▸ Dataset excerpts:
-- start --

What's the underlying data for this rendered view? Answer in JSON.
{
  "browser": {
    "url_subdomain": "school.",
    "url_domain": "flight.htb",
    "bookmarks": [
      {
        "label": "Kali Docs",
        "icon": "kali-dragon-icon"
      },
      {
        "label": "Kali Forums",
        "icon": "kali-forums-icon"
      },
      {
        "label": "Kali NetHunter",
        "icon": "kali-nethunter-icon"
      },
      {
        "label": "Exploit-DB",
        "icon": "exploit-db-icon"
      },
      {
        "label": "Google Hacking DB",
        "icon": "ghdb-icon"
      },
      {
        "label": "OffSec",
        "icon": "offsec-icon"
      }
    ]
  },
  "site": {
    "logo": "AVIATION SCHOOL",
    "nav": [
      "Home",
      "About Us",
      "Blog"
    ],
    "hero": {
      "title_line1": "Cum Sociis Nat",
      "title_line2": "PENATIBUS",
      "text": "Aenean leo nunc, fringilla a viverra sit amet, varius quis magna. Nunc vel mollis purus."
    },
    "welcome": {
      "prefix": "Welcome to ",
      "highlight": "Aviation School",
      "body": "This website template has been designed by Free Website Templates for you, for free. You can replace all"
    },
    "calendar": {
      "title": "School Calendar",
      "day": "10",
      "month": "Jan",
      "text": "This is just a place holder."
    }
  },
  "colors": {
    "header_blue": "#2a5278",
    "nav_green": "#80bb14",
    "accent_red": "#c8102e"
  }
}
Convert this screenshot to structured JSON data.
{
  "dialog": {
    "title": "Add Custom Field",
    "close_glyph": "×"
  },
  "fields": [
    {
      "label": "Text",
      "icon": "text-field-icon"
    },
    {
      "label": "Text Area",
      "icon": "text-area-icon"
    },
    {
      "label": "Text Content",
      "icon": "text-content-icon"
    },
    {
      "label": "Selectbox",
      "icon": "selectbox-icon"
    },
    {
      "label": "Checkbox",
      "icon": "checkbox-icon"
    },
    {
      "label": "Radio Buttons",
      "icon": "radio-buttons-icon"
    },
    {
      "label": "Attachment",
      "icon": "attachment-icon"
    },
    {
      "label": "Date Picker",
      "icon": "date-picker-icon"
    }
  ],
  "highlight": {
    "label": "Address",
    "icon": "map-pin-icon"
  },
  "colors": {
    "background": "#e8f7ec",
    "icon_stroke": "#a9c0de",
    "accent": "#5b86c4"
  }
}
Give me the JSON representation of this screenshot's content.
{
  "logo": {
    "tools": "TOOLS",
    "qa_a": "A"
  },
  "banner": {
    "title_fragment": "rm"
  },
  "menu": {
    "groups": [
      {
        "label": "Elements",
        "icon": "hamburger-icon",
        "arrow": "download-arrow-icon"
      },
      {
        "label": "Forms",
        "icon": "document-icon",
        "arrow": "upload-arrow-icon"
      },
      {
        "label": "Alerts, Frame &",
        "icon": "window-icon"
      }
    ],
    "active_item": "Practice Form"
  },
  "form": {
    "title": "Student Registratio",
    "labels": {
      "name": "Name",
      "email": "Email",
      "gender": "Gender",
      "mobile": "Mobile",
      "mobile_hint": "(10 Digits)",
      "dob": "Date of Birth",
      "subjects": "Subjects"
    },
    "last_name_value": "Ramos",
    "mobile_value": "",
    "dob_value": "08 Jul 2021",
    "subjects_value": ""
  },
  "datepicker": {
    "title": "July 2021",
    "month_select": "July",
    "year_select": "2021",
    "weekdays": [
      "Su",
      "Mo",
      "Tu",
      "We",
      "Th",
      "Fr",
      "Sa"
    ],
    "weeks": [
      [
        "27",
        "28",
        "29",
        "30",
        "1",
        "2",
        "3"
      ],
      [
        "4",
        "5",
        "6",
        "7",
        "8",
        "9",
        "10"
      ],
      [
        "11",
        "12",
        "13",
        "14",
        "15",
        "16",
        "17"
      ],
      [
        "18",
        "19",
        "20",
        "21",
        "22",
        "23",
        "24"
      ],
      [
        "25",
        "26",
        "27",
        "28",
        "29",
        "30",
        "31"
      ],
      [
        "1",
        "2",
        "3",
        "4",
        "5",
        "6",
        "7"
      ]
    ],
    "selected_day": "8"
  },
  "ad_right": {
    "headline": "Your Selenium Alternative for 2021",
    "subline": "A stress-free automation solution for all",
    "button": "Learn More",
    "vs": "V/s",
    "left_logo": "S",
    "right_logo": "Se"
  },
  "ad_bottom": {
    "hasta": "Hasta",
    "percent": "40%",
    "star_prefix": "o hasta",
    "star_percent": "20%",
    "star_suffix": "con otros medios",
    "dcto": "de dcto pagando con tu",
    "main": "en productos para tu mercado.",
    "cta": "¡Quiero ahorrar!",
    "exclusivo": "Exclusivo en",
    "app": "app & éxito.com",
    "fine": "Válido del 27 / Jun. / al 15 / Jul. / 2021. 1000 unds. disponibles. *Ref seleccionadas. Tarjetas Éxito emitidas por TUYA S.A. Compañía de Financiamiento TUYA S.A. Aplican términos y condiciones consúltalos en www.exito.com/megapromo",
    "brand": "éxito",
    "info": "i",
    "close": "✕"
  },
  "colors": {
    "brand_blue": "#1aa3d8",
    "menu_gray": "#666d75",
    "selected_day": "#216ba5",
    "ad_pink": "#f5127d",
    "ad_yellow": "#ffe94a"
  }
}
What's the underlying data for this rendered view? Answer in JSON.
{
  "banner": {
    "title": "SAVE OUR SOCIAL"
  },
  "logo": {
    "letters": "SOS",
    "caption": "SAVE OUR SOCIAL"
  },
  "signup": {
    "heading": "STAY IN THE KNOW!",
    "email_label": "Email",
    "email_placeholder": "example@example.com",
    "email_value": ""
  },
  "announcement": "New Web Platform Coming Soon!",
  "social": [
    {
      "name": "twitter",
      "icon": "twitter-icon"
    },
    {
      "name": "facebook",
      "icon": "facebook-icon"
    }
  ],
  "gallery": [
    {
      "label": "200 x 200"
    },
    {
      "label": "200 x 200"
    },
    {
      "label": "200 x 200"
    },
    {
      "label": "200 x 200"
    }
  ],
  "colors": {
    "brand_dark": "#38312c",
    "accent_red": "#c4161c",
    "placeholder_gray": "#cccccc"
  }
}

-- end --

▸ Task directions: Within the listing above, copy each line that has the string "highlight".

▸ Task result:
      "highlight": "Aviation School",
  "highlight": {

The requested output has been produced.